__GIVEN INSTRUCTION__:
Continue the Supreme Court report on the bankruptcy of W. J. Reade, which appears below ahead of the records, starting right after its final line.

Re Reade

CourtSupreme Court (Irish Free State)
Judgment Date30 October 1927
Date30 October 1927

Supreme Court.

In re Reade.
In re W. J. READE, A Bankrupt

Revenue - Excess profits duty - Accounting periods prior to the establishment of the Provisional Government - Right of Government of Irish Free State to claim duty - Judgment against trader for amounts of duty - Execution - Judgment unsatisfied - Trader adjudged bankrupt - Validity of adjudication - Right to duty disputed - Power of Court to go behind judgment - Act of bankruptcy - Execution issued and levied by petitioning creditor - Debt due to the Crown - Provisional Government - Establishment of Irish Free State - Rights transferred - Bankruptcy (Ir.) Amendment Act, 1872 (35 & 36 Vict. c. 58), sect. 21,sub-sect. 5; sect. 54 - Finance (No. 2) Act, 1915 (5 & 6 Geo. 5, c. 89),sects. 38 and 45, sub-sects. (1), (3), and (7) - Irish Free State (Agreement) Act, 1921 (12 Geo. 5, c. 4), Sch. Art. 17 - Finance Act, 1921 (11 & 12 Geo. 5, c. 32), sects. 35 and 39. - Irish Free State Constitution Act, 1922 (Session 2) (13 Geo. 5, c. 1), Sch. Arts. 73, 74, 80 - Constitution of the Irish Free State (Saorstát Éireann éireann) Act, 1922 (No. 1of 1922), Sch. I, Arts. 73, 74, 80; Sch. II, Art. 17 - Provisional Government (Transfer of Functions) Order, 1922 (Stat. R. & O. 1922,No. 315).

__INFORMATION PROVIDED__:
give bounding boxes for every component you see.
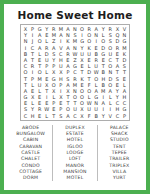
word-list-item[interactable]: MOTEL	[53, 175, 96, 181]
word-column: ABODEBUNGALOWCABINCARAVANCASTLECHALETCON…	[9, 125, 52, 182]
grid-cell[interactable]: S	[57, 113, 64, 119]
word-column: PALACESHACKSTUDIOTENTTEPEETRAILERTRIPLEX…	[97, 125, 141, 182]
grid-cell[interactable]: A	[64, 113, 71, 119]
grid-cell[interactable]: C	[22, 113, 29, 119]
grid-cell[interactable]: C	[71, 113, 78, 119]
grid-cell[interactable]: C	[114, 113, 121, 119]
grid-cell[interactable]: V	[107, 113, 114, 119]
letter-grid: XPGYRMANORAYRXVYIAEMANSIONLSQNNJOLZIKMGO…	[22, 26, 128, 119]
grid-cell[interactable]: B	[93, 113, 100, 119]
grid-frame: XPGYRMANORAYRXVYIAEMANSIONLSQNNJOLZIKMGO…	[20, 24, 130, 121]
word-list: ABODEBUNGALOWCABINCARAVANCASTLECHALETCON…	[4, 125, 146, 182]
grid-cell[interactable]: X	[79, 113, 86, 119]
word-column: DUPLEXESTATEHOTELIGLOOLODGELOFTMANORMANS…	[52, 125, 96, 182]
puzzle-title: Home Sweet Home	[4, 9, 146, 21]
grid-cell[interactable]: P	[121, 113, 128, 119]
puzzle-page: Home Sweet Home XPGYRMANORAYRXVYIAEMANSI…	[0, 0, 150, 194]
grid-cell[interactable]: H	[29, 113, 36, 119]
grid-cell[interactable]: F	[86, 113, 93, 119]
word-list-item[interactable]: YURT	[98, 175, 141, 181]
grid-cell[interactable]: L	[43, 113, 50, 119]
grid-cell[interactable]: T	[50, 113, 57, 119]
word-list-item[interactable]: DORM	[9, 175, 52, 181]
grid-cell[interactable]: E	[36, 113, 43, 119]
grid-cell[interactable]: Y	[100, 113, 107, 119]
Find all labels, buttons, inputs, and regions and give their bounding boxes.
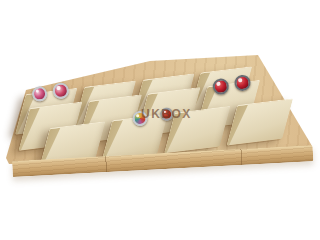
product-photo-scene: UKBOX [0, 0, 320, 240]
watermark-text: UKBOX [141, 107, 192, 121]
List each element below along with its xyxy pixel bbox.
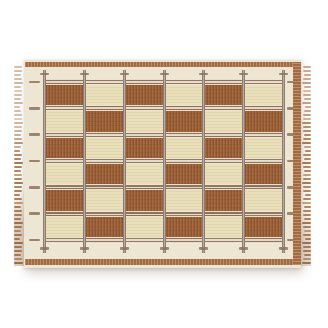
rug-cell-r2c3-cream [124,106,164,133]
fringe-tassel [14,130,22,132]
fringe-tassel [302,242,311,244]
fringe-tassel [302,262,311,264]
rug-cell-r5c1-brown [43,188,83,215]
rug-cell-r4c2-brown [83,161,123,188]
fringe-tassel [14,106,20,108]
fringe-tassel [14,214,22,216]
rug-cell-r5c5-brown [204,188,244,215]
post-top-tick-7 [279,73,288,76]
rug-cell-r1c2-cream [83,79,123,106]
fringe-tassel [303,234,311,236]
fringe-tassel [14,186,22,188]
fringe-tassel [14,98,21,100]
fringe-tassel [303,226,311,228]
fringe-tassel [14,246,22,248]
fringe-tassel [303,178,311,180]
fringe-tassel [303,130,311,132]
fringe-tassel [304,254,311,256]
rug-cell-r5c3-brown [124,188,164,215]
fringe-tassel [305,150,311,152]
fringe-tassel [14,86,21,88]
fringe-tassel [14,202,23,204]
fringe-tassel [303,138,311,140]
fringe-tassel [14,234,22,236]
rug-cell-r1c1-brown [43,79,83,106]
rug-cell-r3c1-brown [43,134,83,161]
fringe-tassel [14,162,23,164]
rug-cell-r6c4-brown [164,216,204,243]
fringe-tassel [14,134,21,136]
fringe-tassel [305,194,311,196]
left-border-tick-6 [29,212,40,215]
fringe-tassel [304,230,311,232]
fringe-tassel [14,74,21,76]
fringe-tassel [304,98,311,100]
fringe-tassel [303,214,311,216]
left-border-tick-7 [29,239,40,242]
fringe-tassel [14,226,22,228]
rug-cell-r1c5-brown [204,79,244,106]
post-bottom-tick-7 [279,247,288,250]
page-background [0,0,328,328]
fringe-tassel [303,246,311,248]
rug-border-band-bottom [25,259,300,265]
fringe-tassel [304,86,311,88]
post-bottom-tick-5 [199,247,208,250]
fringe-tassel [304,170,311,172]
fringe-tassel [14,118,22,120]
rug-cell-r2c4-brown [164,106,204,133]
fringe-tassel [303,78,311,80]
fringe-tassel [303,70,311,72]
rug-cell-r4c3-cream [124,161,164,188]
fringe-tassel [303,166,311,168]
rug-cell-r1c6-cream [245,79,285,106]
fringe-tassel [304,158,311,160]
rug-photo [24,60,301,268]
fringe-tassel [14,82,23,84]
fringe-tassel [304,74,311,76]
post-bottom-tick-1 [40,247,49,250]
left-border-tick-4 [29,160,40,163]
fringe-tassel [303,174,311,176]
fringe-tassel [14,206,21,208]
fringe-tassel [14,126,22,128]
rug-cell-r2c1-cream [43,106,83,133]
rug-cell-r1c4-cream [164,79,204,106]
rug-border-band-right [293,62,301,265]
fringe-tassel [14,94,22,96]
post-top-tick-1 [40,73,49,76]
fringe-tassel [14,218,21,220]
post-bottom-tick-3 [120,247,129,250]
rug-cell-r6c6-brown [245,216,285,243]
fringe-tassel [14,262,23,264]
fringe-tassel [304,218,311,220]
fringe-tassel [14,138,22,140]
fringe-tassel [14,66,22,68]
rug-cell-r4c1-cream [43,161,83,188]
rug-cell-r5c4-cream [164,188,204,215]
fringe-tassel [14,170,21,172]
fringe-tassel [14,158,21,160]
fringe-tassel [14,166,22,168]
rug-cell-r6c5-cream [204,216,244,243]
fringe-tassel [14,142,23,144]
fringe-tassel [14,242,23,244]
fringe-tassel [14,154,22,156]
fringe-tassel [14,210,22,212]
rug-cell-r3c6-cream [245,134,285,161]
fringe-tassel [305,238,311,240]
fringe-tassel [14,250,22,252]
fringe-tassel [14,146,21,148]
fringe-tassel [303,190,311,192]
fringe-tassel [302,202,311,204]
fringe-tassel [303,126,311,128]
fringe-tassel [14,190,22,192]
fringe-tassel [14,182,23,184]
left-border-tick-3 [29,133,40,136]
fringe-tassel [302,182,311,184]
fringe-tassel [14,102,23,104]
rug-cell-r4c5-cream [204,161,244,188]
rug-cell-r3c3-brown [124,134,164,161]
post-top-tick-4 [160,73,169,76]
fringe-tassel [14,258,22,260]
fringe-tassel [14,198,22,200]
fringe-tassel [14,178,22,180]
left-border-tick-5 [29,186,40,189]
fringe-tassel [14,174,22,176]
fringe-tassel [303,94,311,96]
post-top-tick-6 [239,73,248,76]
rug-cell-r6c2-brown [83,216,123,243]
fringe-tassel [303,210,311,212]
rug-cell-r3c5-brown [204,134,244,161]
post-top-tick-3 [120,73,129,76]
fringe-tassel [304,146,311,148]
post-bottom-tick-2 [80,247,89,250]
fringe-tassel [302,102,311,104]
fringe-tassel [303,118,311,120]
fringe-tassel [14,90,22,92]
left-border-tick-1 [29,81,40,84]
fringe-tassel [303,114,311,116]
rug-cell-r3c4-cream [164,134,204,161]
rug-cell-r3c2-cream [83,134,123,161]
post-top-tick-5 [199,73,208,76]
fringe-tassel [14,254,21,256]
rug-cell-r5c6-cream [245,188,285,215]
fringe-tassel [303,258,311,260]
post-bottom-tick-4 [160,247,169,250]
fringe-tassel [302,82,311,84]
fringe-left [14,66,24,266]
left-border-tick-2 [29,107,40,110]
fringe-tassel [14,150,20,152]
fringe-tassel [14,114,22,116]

__OUTPUT OF THE TASK__:
William Joseph Reade, 115 and 116 Cork Street, Dublin, carrying on the business of poplin manufacturer under the name of Fry & Co., showed cause against an adjudication in bankruptcy which took place on the 21st day of April, 1925, on the petition of the Attorney-General of the Irish Free State. On the 14th day of August, 1924, the Attorney-General had recovered judgment in default of defence against the applicant for the sum of £7,758 12s. in respect of excess profits duty for four assessments, namely, the assessments for the four accounting periods ending December 31st, 1917, December 31st, 1918, December 31st, 1919, and December 31st, 1920. Writs oflevari facias for the recovery of the judgment debt were placed in the hands of the Sheriffs of the City of Dublin and County of Dublin, and the applicant 's goods were seized and sold, leaving a sum of £7,610 18s. 1d. owing on foot of the judgment at the date of the petition in bankruptcy.

The applicant appealed to the Supreme Court (4).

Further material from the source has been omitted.